The records that follow should be retyped word for word.

[start DATA TO USE]

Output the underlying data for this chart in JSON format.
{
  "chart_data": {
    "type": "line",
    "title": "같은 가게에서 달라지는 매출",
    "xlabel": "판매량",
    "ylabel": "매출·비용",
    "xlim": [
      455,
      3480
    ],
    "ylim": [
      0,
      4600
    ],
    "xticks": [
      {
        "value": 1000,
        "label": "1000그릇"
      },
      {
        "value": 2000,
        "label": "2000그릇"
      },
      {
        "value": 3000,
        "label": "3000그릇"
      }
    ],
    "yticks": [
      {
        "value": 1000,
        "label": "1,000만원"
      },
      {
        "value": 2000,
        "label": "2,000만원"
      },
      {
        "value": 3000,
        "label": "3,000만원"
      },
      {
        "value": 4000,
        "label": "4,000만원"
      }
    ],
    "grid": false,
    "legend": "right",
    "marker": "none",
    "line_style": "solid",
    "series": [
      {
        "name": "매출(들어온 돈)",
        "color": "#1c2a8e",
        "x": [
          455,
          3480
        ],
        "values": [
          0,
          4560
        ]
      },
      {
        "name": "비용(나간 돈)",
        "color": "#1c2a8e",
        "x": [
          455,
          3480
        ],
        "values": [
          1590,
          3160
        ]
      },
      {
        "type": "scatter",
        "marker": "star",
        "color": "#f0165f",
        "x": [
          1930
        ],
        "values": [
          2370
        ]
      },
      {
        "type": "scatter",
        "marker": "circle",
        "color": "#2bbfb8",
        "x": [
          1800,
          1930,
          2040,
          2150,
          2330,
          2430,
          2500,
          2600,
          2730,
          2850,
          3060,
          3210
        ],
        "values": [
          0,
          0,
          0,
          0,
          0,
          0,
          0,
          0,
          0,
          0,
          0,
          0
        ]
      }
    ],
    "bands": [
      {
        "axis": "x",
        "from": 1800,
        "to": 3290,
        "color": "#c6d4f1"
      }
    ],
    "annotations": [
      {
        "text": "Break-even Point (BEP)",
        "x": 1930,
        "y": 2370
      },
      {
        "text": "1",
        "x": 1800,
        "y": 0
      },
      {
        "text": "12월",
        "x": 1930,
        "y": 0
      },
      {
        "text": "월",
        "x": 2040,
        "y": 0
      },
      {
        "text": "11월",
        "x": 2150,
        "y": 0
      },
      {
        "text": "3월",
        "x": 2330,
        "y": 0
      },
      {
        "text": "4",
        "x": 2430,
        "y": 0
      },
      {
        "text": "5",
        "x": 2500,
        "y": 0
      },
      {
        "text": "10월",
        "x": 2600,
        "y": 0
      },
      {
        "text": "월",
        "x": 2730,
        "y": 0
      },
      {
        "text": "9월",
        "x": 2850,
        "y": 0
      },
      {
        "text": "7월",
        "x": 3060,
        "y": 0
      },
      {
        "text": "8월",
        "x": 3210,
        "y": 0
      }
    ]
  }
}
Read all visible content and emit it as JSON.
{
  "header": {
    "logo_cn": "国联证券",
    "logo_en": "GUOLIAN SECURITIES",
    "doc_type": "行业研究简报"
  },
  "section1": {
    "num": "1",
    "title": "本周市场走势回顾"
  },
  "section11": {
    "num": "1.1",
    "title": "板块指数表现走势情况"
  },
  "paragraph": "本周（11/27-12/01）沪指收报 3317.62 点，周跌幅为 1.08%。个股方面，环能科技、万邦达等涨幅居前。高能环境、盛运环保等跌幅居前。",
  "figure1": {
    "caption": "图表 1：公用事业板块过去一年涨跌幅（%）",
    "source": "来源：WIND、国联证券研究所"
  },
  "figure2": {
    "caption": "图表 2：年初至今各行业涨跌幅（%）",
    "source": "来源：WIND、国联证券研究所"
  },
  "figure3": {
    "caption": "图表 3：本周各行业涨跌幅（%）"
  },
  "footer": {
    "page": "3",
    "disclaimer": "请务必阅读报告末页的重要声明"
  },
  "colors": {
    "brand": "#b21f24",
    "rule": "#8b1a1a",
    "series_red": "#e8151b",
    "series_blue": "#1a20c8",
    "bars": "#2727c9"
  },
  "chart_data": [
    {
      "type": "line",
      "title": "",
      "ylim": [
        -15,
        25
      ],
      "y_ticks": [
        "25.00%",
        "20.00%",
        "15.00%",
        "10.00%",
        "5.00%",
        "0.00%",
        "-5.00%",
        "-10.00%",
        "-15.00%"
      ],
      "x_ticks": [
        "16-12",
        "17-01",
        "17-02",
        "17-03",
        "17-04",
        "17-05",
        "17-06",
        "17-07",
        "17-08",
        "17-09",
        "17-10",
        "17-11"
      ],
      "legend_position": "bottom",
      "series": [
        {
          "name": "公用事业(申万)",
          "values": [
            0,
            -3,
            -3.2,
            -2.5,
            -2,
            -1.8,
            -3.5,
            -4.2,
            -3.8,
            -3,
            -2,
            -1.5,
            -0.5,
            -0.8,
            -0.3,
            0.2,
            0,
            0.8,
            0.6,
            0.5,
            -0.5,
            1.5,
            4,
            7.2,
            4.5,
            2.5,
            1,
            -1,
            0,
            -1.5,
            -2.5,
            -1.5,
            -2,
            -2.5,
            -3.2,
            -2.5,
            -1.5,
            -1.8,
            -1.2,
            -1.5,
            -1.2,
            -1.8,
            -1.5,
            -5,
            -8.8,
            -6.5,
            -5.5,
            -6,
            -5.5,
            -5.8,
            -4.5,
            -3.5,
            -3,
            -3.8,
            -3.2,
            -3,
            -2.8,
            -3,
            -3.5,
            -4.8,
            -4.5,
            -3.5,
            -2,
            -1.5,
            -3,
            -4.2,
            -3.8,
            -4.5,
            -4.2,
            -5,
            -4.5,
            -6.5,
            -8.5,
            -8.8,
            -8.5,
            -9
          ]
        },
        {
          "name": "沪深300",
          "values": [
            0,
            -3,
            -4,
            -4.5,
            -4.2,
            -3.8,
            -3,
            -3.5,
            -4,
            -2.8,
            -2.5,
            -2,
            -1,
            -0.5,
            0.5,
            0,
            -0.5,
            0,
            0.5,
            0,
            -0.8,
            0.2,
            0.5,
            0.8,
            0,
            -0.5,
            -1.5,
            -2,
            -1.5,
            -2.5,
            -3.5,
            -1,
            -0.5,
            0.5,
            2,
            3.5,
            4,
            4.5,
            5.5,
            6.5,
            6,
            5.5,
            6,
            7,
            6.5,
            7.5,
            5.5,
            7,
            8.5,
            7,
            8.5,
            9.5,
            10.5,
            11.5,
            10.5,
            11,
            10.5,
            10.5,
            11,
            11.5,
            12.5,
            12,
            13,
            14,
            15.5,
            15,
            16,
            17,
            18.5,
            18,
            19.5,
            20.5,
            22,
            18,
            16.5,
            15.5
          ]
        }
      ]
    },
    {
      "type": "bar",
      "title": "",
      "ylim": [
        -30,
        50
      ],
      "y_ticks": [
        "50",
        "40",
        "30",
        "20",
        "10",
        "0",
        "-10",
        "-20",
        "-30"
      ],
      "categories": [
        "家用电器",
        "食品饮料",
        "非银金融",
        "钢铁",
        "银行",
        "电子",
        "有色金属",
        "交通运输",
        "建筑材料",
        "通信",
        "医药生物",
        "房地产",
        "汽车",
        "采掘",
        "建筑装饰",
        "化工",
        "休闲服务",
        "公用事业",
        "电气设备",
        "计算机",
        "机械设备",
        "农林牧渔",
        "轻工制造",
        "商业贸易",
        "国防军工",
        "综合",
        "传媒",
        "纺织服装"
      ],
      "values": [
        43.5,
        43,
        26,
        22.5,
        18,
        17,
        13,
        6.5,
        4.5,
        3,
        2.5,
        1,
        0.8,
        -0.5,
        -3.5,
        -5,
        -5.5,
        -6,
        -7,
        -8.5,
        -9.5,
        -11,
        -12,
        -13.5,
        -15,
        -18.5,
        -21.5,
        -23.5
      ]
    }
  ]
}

[end DATA TO USE]

→ **WRITTEN RESPONSE**
Output the underlying data for this chart in JSON format.
{
  "chart_data": {
    "type": "line",
    "title": "같은 가게에서 달라지는 매출",
    "xlabel": "판매량",
    "ylabel": "매출·비용",
    "xlim": [
      455,
      3480
    ],
    "ylim": [
      0,
      4600
    ],
    "xticks": [
      {
        "value": 1000,
        "label": "1000그릇"
      },
      {
        "value": 2000,
        "label": "2000그릇"
      },
      {
        "value": 3000,
        "label": "3000그릇"
      }
    ],
    "yticks": [
      {
        "value": 1000,
        "label": "1,000만원"
      },
      {
        "value": 2000,
        "label": "2,000만원"
      },
      {
        "value": 3000,
        "label": "3,000만원"
      },
      {
        "value": 4000,
        "label": "4,000만원"
      }
    ],
    "grid": false,
    "legend": "right",
    "marker": "none",
    "line_style": "solid",
    "series": [
      {
        "name": "매출(들어온 돈)",
        "color": "#1c2a8e",
        "x": [
          455,
          3480
        ],
        "values": [
          0,
          4560
        ]
      },
      {
        "name": "비용(나간 돈)",
        "color": "#1c2a8e",
        "x": [
          455,
          3480
        ],
        "values": [
          1590,
          3160
        ]
      },
      {
        "type": "scatter",
        "marker": "star",
        "color": "#f0165f",
        "x": [
          1930
        ],
        "values": [
          2370
        ]
      },
      {
        "type": "scatter",
        "marker": "circle",
        "color": "#2bbfb8",
        "x": [
          1800,
          1930,
          2040,
          2150,
          2330,
          2430,
          2500,
          2600,
          2730,
          2850,
          3060,
          3210
        ],
        "values": [
          0,
          0,
          0,
          0,
          0,
          0,
          0,
          0,
          0,
          0,
          0,
          0
        ]
      }
    ],
    "bands": [
      {
        "axis": "x",
        "from": 1800,
        "to": 3290,
        "color": "#c6d4f1"
      }
    ],
    "annotations": [
      {
        "text": "Break-even Point (BEP)",
        "x": 1930,
        "y": 2370
      },
      {
        "text": "1",
        "x": 1800,
        "y": 0
      },
      {
        "text": "12월",
        "x": 1930,
        "y": 0
      },
      {
        "text": "월",
        "x": 2040,
        "y": 0
      },
      {
        "text": "11월",
        "x": 2150,
        "y": 0
      },
      {
        "text": "3월",
        "x": 2330,
        "y": 0
      },
      {
        "text": "4",
        "x": 2430,
        "y": 0
      },
      {
        "text": "5",
        "x": 2500,
        "y": 0
      },
      {
        "text": "10월",
        "x": 2600,
        "y": 0
      },
      {
        "text": "월",
        "x": 2730,
        "y": 0
      },
      {
        "text": "9월",
        "x": 2850,
        "y": 0
      },
      {
        "text": "7월",
        "x": 3060,
        "y": 0
      },
      {
        "text": "8월",
        "x": 3210,
        "y": 0
      }
    ]
  }
}
Read all visible content and emit it as JSON.
{
  "header": {
    "logo_cn": "国联证券",
    "logo_en": "GUOLIAN SECURITIES",
    "doc_type": "行业研究简报"
  },
  "section1": {
    "num": "1",
    "title": "本周市场走势回顾"
  },
  "section11": {
    "num": "1.1",
    "title": "板块指数表现走势情况"
  },
  "paragraph": "本周（11/27-12/01）沪指收报 3317.62 点，周跌幅为 1.08%。个股方面，环能科技、万邦达等涨幅居前。高能环境、盛运环保等跌幅居前。",
  "figure1": {
    "caption": "图表 1：公用事业板块过去一年涨跌幅（%）",
    "source": "来源：WIND、国联证券研究所"
  },
  "figure2": {
    "caption": "图表 2：年初至今各行业涨跌幅（%）",
    "source": "来源：WIND、国联证券研究所"
  },
  "figure3": {
    "caption": "图表 3：本周各行业涨跌幅（%）"
  },
  "footer": {
    "page": "3",
    "disclaimer": "请务必阅读报告末页的重要声明"
  },
  "colors": {
    "brand": "#b21f24",
    "rule": "#8b1a1a",
    "series_red": "#e8151b",
    "series_blue": "#1a20c8",
    "bars": "#2727c9"
  },
  "chart_data": [
    {
      "type": "line",
      "title": "",
      "ylim": [
        -15,
        25
      ],
      "y_ticks": [
        "25.00%",
        "20.00%",
        "15.00%",
        "10.00%",
        "5.00%",
        "0.00%",
        "-5.00%",
        "-10.00%",
        "-15.00%"
      ],
      "x_ticks": [
        "16-12",
        "17-01",
        "17-02",
        "17-03",
        "17-04",
        "17-05",
        "17-06",
        "17-07",
        "17-08",
        "17-09",
        "17-10",
        "17-11"
      ],
      "legend_position": "bottom",
      "series": [
        {
          "name": "公用事业(申万)",
          "values": [
            0,
            -3,
            -3.2,
            -2.5,
            -2,
            -1.8,
            -3.5,
            -4.2,
            -3.8,
            -3,
            -2,
            -1.5,
            -0.5,
            -0.8,
            -0.3,
            0.2,
            0,
            0.8,
            0.6,
            0.5,
            -0.5,
            1.5,
            4,
            7.2,
            4.5,
            2.5,
            1,
            -1,
            0,
            -1.5,
            -2.5,
            -1.5,
            -2,
            -2.5,
            -3.2,
            -2.5,
            -1.5,
            -1.8,
            -1.2,
            -1.5,
            -1.2,
            -1.8,
            -1.5,
            -5,
            -8.8,
            -6.5,
            -5.5,
            -6,
            -5.5,
            -5.8,
            -4.5,
            -3.5,
            -3,
            -3.8,
            -3.2,
            -3,
            -2.8,
            -3,
            -3.5,
            -4.8,
            -4.5,
            -3.5,
            -2,
            -1.5,
            -3,
            -4.2,
            -3.8,
            -4.5,
            -4.2,
            -5,
            -4.5,
            -6.5,
            -8.5,
            -8.8,
            -8.5,
            -9
          ]
        },
        {
          "name": "沪深300",
          "values": [
            0,
            -3,
            -4,
            -4.5,
            -4.2,
            -3.8,
            -3,
            -3.5,
            -4,
            -2.8,
            -2.5,
            -2,
            -1,
            -0.5,
            0.5,
            0,
            -0.5,
            0,
            0.5,
            0,
            -0.8,
            0.2,
            0.5,
            0.8,
            0,
            -0.5,
            -1.5,
            -2,
            -1.5,
            -2.5,
            -3.5,
            -1,
            -0.5,
            0.5,
            2,
            3.5,
            4,
            4.5,
            5.5,
            6.5,
            6,
            5.5,
            6,
            7,
            6.5,
            7.5,
            5.5,
            7,
            8.5,
            7,
            8.5,
            9.5,
            10.5,
            11.5,
            10.5,
            11,
            10.5,
            10.5,
            11,
            11.5,
            12.5,
            12,
            13,
            14,
            15.5,
            15,
            16,
            17,
            18.5,
            18,
            19.5,
            20.5,
            22,
            18,
            16.5,
            15.5
          ]
        }
      ]
    },
    {
      "type": "bar",
      "title": "",
      "ylim": [
        -30,
        50
      ],
      "y_ticks": [
        "50",
        "40",
        "30",
        "20",
        "10",
        "0",
        "-10",
        "-20",
        "-30"
      ],
      "categories": [
        "家用电器",
        "食品饮料",
        "非银金融",
        "钢铁",
        "银行",
        "电子",
        "有色金属",
        "交通运输",
        "建筑材料",
        "通信",
        "医药生物",
        "房地产",
        "汽车",
        "采掘",
        "建筑装饰",
        "化工",
        "休闲服务",
        "公用事业",
        "电气设备",
        "计算机",
        "机械设备",
        "农林牧渔",
        "轻工制造",
        "商业贸易",
        "国防军工",
        "综合",
        "传媒",
        "纺织服装"
      ],
      "values": [
        43.5,
        43,
        26,
        22.5,
        18,
        17,
        13,
        6.5,
        4.5,
        3,
        2.5,
        1,
        0.8,
        -0.5,
        -3.5,
        -5,
        -5.5,
        -6,
        -7,
        -8.5,
        -9.5,
        -11,
        -12,
        -13.5,
        -15,
        -18.5,
        -21.5,
        -23.5
      ]
    }
  ]
}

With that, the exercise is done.